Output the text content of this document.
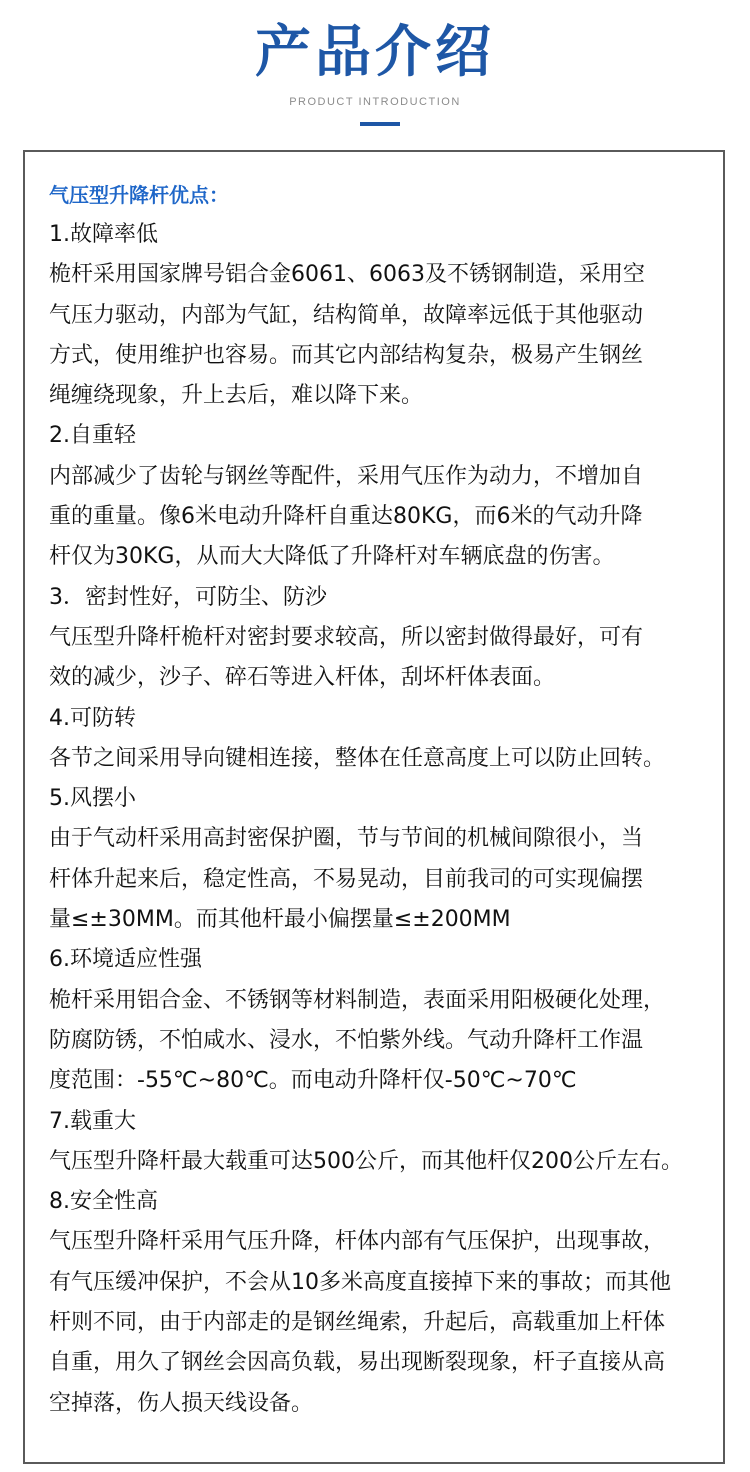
产品介绍
PRODUCT INTRODUCTION
气压型升降杆优点：
1.故障率低
桅杆采用国家牌号铝合金6061、6063及不锈钢制造，采用空
气压力驱动，内部为气缸，结构简单，故障率远低于其他驱动
方式，使用维护也容易。而其它内部结构复杂，极易产生钢丝
绳缠绕现象，升上去后，难以降下来。
2.自重轻
内部减少了齿轮与钢丝等配件，采用气压作为动力，不增加自
重的重量。像6米电动升降杆自重达80KG，而6米的气动升降
杆仅为30KG，从而大大降低了升降杆对车辆底盘的伤害。
3．密封性好，可防尘、防沙
气压型升降杆桅杆对密封要求较高，所以密封做得最好，可有
效的减少，沙子、碎石等进入杆体，刮坏杆体表面。
4.可防转
各节之间采用导向键相连接，整体在任意高度上可以防止回转。
5.风摆小
由于气动杆采用高封密保护圈，节与节间的机械间隙很小，当
杆体升起来后，稳定性高，不易晃动，目前我司的可实现偏摆
量≤±30MM。而其他杆最小偏摆量≤±200MM
6.环境适应性强
桅杆采用铝合金、不锈钢等材料制造，表面采用阳极硬化处理，
防腐防锈，不怕咸水、浸水，不怕紫外线。气动升降杆工作温
度范围：-55℃~80℃。而电动升降杆仅-50℃~70℃
7.载重大
气压型升降杆最大载重可达500公斤，而其他杆仅200公斤左右。
8.安全性高
气压型升降杆采用气压升降，杆体内部有气压保护，出现事故，
有气压缓冲保护，不会从10多米高度直接掉下来的事故；而其他
杆则不同，由于内部走的是钢丝绳索，升起后，高载重加上杆体
自重，用久了钢丝会因高负载，易出现断裂现象，杆子直接从高
空掉落，伤人损天线设备。
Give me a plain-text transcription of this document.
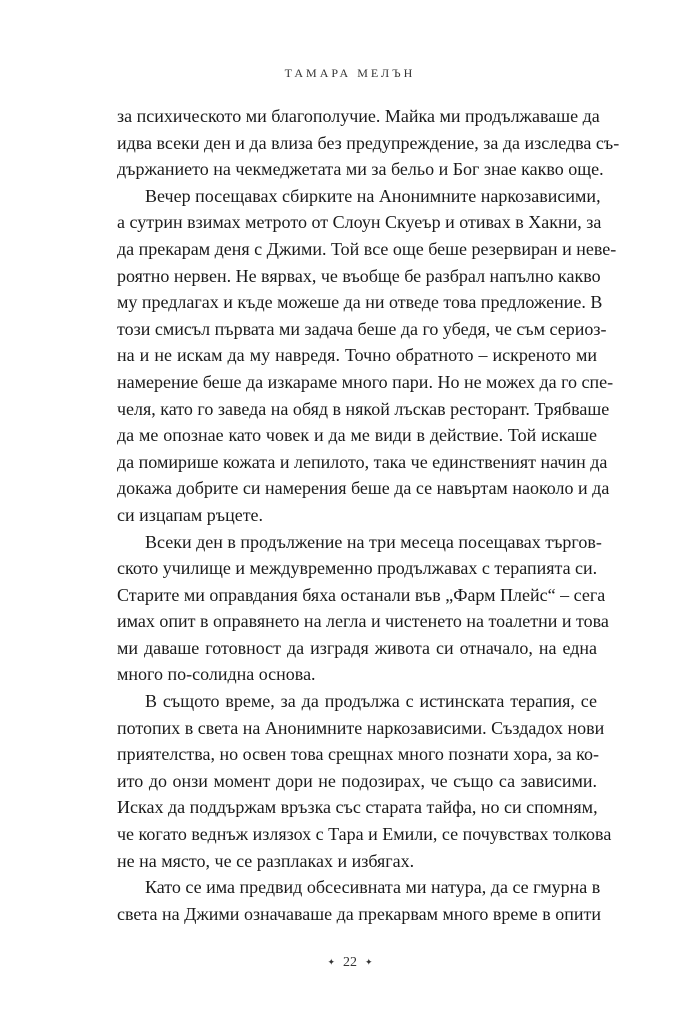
ТАМАРА МЕЛЪН
за психическото ми благополучие. Майка ми продължаваше да
идва всеки ден и да влиза без предупреждение, за да изследва съ-
държанието на чекмеджетата ми за бельо и Бог знае какво още.
Вечер посещавах сбирките на Анонимните наркозависими,
а сутрин взимах метрото от Слоун Скуеър и отивах в Хакни, за
да прекарам деня с Джими. Той все още беше резервиран и неве-
роятно нервен. Не вярвах, че въобще бе разбрал напълно какво
му предлагах и къде можеше да ни отведе това предложение. В
този смисъл първата ми задача беше да го убедя, че съм сериоз-
на и не искам да му навредя. Точно обратното – искреното ми
намерение беше да изкараме много пари. Но не можех да го спе-
челя, като го заведа на обяд в някой лъскав ресторант. Трябваше
да ме опознае като човек и да ме види в действие. Той искаше
да помирише кожата и лепилото, така че единственият начин да
докажа добрите си намерения беше да се навъртам наоколо и да
си изцапам ръцете.
Всеки ден в продължение на три месеца посещавах търгов-
ското училище и междувременно продължавах с терапията си.
Старите ми оправдания бяха останали във „Фарм Плейс“ – сега
имах опит в оправянето на легла и чистенето на тоалетни и това
ми даваше готовност да изградя живота си отначало, на една
много по-солидна основа.
В същото време, за да продължа с истинската терапия, се
потопих в света на Анонимните наркозависими. Създадох нови
приятелства, но освен това срещнах много познати хора, за ко-
ито до онзи момент дори не подозирах, че също са зависими.
Исках да поддържам връзка със старата тайфа, но си спомням,
че когато веднъж излязох с Тара и Емили, се почувствах толкова
не на място, че се разплаках и избягах.
Като се има предвид обсесивната ми натура, да се гмурна в
света на Джими означаваше да прекарвам много време в опити
✦ 22 ✦
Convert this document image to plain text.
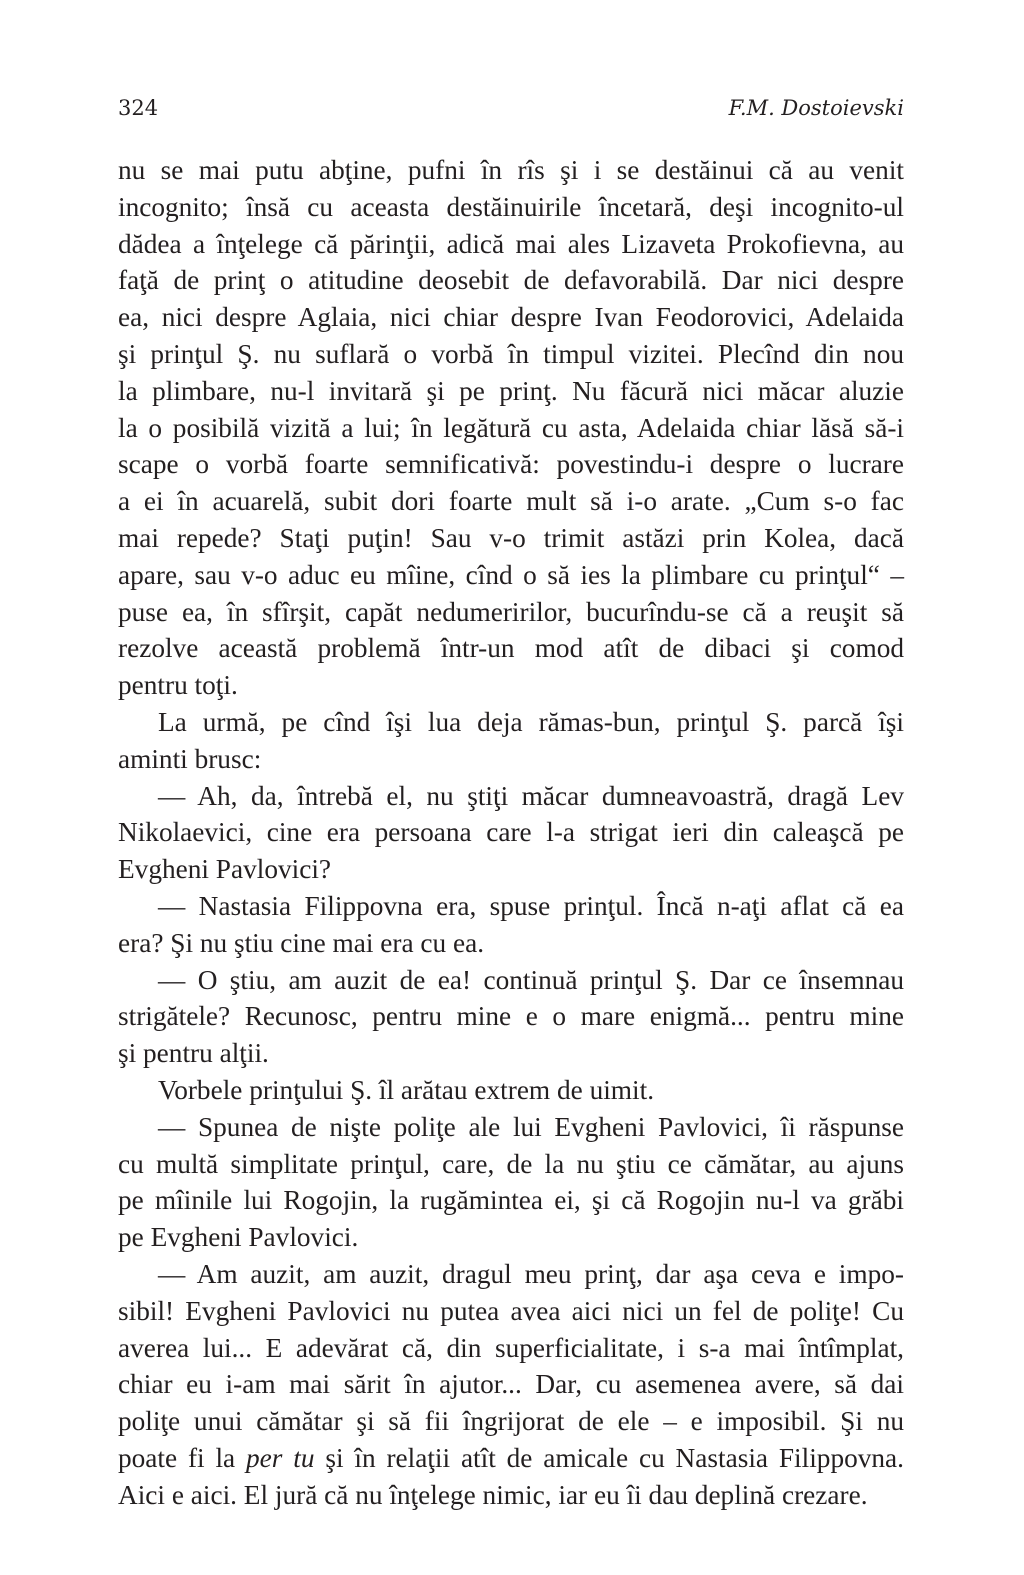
324	F.M. Dostoievski
nu se mai putu abţine, pufni în rîs şi i se destăinui că au venit
incognito; însă cu aceasta destăinuirile încetară, deşi incognito-ul
dădea a înţelege că părinţii, adică mai ales Lizaveta Prokofievna, au
faţă de prinţ o atitudine deosebit de defavorabilă. Dar nici despre
ea, nici despre Aglaia, nici chiar despre Ivan Feodorovici, Adelaida
şi prinţul Ş. nu suflară o vorbă în timpul vizitei. Plecînd din nou
la plimbare, nu-l invitară şi pe prinţ. Nu făcură nici măcar aluzie
la o posibilă vizită a lui; în legătură cu asta, Adelaida chiar lăsă să-i
scape o vorbă foarte semnificativă: povestindu-i despre o lucrare
a ei în acuarelă, subit dori foarte mult să i-o arate. „Cum s-o fac
mai repede? Staţi puţin! Sau v-o trimit astăzi prin Kolea, dacă
apare, sau v-o aduc eu mîine, cînd o să ies la plimbare cu prinţul“ –
puse ea, în sfîrşit, capăt nedumeririlor, bucurîndu-se că a reuşit să
rezolve această problemă într-un mod atît de dibaci şi comod
pentru toţi.
La urmă, pe cînd îşi lua deja rămas-bun, prinţul Ş. parcă îşi
aminti brusc:
— Ah, da, întrebă el, nu ştiţi măcar dumneavoastră, dragă Lev
Nikolaevici, cine era persoana care l-a strigat ieri din caleaşcă pe
Evgheni Pavlovici?
— Nastasia Filippovna era, spuse prinţul. Încă n-aţi aflat că ea
era? Şi nu ştiu cine mai era cu ea.
— O ştiu, am auzit de ea! continuă prinţul Ş. Dar ce însemnau
strigătele? Recunosc, pentru mine e o mare enigmă... pentru mine
şi pentru alţii.
Vorbele prinţului Ş. îl arătau extrem de uimit.
— Spunea de nişte poliţe ale lui Evgheni Pavlovici, îi răspunse
cu multă simplitate prinţul, care, de la nu ştiu ce cămătar, au ajuns
pe mîinile lui Rogojin, la rugămintea ei, şi că Rogojin nu-l va grăbi
pe Evgheni Pavlovici.
— Am auzit, am auzit, dragul meu prinţ, dar aşa ceva e impo-
sibil! Evgheni Pavlovici nu putea avea aici nici un fel de poliţe! Cu
averea lui... E adevărat că, din superficialitate, i s-a mai întîmplat,
chiar eu i-am mai sărit în ajutor... Dar, cu asemenea avere, să dai
poliţe unui cămătar şi să fii îngrijorat de ele – e imposibil. Şi nu
poate fi la per tu şi în relaţii atît de amicale cu Nastasia Filippovna.
Aici e aici. El jură că nu înţelege nimic, iar eu îi dau deplină crezare.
········
§ **Short problem**
The pictures in the entries should be left out; output everything else exactly.

§ **Task solution**
Output the text content of this document.
产品介绍
PRODUCT INTRODUCTION
气压型升降杆优点：
1.故障率低
桅杆采用国家牌号铝合金6061、6063及不锈钢制造，采用空
气压力驱动，内部为气缸，结构简单，故障率远低于其他驱动
方式，使用维护也容易。而其它内部结构复杂，极易产生钢丝
绳缠绕现象，升上去后，难以降下来。
2.自重轻
内部减少了齿轮与钢丝等配件，采用气压作为动力，不增加自
重的重量。像6米电动升降杆自重达80KG，而6米的气动升降
杆仅为30KG，从而大大降低了升降杆对车辆底盘的伤害。
3．密封性好，可防尘、防沙
气压型升降杆桅杆对密封要求较高，所以密封做得最好，可有
效的减少，沙子、碎石等进入杆体，刮坏杆体表面。
4.可防转
各节之间采用导向键相连接，整体在任意高度上可以防止回转。
5.风摆小
由于气动杆采用高封密保护圈，节与节间的机械间隙很小，当
杆体升起来后，稳定性高，不易晃动，目前我司的可实现偏摆
量≤±30MM。而其他杆最小偏摆量≤±200MM
6.环境适应性强
桅杆采用铝合金、不锈钢等材料制造，表面采用阳极硬化处理，
防腐防锈，不怕咸水、浸水，不怕紫外线。气动升降杆工作温
度范围：-55℃~80℃。而电动升降杆仅-50℃~70℃
7.载重大
气压型升降杆最大载重可达500公斤，而其他杆仅200公斤左右。
8.安全性高
气压型升降杆采用气压升降，杆体内部有气压保护，出现事故，
有气压缓冲保护，不会从10多米高度直接掉下来的事故；而其他
杆则不同，由于内部走的是钢丝绳索，升起后，高载重加上杆体
自重，用久了钢丝会因高负载，易出现断裂现象，杆子直接从高
空掉落，伤人损天线设备。
Give me a plain-text transcription of this document.
ТАМАРА МЕЛЪН
за психическото ми благополучие. Майка ми продължаваше да
идва всеки ден и да влиза без предупреждение, за да изследва съ-
държанието на чекмеджетата ми за бельо и Бог знае какво още.
Вечер посещавах сбирките на Анонимните наркозависими,
а сутрин взимах метрото от Слоун Скуеър и отивах в Хакни, за
да прекарам деня с Джими. Той все още беше резервиран и неве-
роятно нервен. Не вярвах, че въобще бе разбрал напълно какво
му предлагах и къде можеше да ни отведе това предложение. В
този смисъл първата ми задача беше да го убедя, че съм сериоз-
на и не искам да му навредя. Точно обратното – искреното ми
намерение беше да изкараме много пари. Но не можех да го спе-
челя, като го заведа на обяд в някой лъскав ресторант. Трябваше
да ме опознае като човек и да ме види в действие. Той искаше
да помирише кожата и лепилото, така че единственият начин да
докажа добрите си намерения беше да се навъртам наоколо и да
си изцапам ръцете.
Всеки ден в продължение на три месеца посещавах търгов-
ското училище и междувременно продължавах с терапията си.
Старите ми оправдания бяха останали във „Фарм Плейс“ – сега
имах опит в оправянето на легла и чистенето на тоалетни и това
ми даваше готовност да изградя живота си отначало, на една
много по-солидна основа.
В същото време, за да продължа с истинската терапия, се
потопих в света на Анонимните наркозависими. Създадох нови
приятелства, но освен това срещнах много познати хора, за ко-
ито до онзи момент дори не подозирах, че също са зависими.
Исках да поддържам връзка със старата тайфа, но си спомням,
че когато веднъж излязох с Тара и Емили, се почувствах толкова
не на място, че се разплаках и избягах.
Като се има предвид обсесивната ми натура, да се гмурна в
света на Джими означаваше да прекарвам много време в опити
✦ 22 ✦
Convert this document image to plain text.
324	F.M. Dostoievski
nu se mai putu abţine, pufni în rîs şi i se destăinui că au venit
incognito; însă cu aceasta destăinuirile încetară, deşi incognito-ul
dădea a înţelege că părinţii, adică mai ales Lizaveta Prokofievna, au
faţă de prinţ o atitudine deosebit de defavorabilă. Dar nici despre
ea, nici despre Aglaia, nici chiar despre Ivan Feodorovici, Adelaida
şi prinţul Ş. nu suflară o vorbă în timpul vizitei. Plecînd din nou
la plimbare, nu-l invitară şi pe prinţ. Nu făcură nici măcar aluzie
la o posibilă vizită a lui; în legătură cu asta, Adelaida chiar lăsă să-i
scape o vorbă foarte semnificativă: povestindu-i despre o lucrare
a ei în acuarelă, subit dori foarte mult să i-o arate. „Cum s-o fac
mai repede? Staţi puţin! Sau v-o trimit astăzi prin Kolea, dacă
apare, sau v-o aduc eu mîine, cînd o să ies la plimbare cu prinţul“ –
puse ea, în sfîrşit, capăt nedumeririlor, bucurîndu-se că a reuşit să
rezolve această problemă într-un mod atît de dibaci şi comod
pentru toţi.
La urmă, pe cînd îşi lua deja rămas-bun, prinţul Ş. parcă îşi
aminti brusc:
— Ah, da, întrebă el, nu ştiţi măcar dumneavoastră, dragă Lev
Nikolaevici, cine era persoana care l-a strigat ieri din caleaşcă pe
Evgheni Pavlovici?
— Nastasia Filippovna era, spuse prinţul. Încă n-aţi aflat că ea
era? Şi nu ştiu cine mai era cu ea.
— O ştiu, am auzit de ea! continuă prinţul Ş. Dar ce însemnau
strigătele? Recunosc, pentru mine e o mare enigmă... pentru mine
şi pentru alţii.
Vorbele prinţului Ş. îl arătau extrem de uimit.
— Spunea de nişte poliţe ale lui Evgheni Pavlovici, îi răspunse
cu multă simplitate prinţul, care, de la nu ştiu ce cămătar, au ajuns
pe mîinile lui Rogojin, la rugămintea ei, şi că Rogojin nu-l va grăbi
pe Evgheni Pavlovici.
— Am auzit, am auzit, dragul meu prinţ, dar aşa ceva e impo-
sibil! Evgheni Pavlovici nu putea avea aici nici un fel de poliţe! Cu
averea lui... E adevărat că, din superficialitate, i s-a mai întîmplat,
chiar eu i-am mai sărit în ajutor... Dar, cu asemenea avere, să dai
poliţe unui cămătar şi să fii îngrijorat de ele – e imposibil. Şi nu
poate fi la per tu şi în relaţii atît de amicale cu Nastasia Filippovna.
Aici e aici. El jură că nu înţelege nimic, iar eu îi dau deplină crezare.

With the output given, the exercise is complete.